● **SUPPLIED MATERIAL**:
***

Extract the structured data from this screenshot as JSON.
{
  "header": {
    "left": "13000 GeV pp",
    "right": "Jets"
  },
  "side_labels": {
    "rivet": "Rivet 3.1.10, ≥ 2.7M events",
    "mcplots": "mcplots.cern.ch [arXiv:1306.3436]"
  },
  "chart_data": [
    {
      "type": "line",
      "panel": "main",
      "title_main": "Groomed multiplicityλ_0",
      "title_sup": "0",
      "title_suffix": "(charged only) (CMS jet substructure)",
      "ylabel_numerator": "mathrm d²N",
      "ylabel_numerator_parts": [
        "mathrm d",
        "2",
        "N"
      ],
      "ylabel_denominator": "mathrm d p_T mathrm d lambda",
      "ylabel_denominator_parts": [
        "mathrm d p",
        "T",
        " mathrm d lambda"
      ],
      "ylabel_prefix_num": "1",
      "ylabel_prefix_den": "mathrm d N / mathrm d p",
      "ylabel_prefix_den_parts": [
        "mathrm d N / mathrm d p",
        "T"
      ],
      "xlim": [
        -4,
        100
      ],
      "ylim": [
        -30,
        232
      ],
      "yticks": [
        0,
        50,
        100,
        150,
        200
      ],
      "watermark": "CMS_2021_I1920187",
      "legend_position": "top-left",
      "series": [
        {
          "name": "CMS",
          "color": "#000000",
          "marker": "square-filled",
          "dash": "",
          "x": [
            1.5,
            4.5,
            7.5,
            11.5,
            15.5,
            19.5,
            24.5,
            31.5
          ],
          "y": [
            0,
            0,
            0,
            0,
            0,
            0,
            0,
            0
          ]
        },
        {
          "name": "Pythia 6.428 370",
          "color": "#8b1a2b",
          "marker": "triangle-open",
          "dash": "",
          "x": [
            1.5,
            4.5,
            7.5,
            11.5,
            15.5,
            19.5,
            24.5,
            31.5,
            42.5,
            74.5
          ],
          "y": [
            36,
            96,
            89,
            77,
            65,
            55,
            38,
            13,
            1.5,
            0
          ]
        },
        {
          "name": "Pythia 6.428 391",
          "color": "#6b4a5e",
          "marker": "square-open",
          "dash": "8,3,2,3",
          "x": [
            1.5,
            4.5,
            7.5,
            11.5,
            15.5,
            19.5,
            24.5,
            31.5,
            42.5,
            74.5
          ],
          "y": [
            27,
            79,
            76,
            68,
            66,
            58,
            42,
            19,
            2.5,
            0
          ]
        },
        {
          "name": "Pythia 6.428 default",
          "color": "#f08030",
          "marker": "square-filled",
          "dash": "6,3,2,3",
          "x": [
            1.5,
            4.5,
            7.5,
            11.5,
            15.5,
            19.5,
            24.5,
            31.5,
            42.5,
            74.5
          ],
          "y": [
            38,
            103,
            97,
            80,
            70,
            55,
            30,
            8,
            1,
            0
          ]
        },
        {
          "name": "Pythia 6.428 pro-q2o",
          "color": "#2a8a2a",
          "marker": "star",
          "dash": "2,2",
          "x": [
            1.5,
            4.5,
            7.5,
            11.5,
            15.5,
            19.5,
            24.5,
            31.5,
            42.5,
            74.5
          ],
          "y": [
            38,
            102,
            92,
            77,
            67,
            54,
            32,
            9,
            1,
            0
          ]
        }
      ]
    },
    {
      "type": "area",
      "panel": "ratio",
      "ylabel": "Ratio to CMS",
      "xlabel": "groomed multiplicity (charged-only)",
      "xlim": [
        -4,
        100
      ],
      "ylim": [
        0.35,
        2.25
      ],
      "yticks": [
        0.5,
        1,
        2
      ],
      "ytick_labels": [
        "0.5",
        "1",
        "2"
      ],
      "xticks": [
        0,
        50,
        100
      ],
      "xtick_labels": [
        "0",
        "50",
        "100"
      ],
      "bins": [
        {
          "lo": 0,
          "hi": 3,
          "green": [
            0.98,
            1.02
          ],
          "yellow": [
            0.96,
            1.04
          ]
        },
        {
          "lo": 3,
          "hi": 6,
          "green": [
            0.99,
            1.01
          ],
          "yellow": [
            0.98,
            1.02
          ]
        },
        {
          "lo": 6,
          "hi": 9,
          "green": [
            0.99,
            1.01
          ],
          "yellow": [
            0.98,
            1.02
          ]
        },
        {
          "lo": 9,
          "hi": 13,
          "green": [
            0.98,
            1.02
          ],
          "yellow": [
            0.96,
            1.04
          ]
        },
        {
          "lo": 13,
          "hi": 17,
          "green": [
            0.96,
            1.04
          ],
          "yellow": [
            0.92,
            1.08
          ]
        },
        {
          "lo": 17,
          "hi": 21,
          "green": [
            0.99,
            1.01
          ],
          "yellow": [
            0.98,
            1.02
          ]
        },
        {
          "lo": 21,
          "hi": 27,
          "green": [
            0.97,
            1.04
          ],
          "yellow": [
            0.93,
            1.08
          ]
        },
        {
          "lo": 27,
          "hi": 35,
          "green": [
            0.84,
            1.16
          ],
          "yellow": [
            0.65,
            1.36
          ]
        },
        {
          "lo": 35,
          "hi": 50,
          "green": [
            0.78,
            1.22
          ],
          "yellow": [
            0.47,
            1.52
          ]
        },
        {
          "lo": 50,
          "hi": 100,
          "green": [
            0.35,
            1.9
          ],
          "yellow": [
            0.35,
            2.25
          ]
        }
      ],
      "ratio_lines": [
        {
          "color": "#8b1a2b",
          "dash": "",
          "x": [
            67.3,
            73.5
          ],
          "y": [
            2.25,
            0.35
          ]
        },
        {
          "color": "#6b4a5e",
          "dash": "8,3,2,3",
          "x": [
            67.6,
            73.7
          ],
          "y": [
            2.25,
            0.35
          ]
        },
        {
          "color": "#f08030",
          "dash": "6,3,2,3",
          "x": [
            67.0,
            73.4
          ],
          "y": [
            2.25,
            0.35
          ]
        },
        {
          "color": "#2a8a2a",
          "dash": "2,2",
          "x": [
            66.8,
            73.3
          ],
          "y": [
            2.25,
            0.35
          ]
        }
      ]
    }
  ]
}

***

● **TASK OBJECTIVE**:
In the records above, find each line that holds the word "left"; copy all such lines.

● **THE SOLUTION**:
    "left": "13000 GeV pp",
      "legend_position": "top-left",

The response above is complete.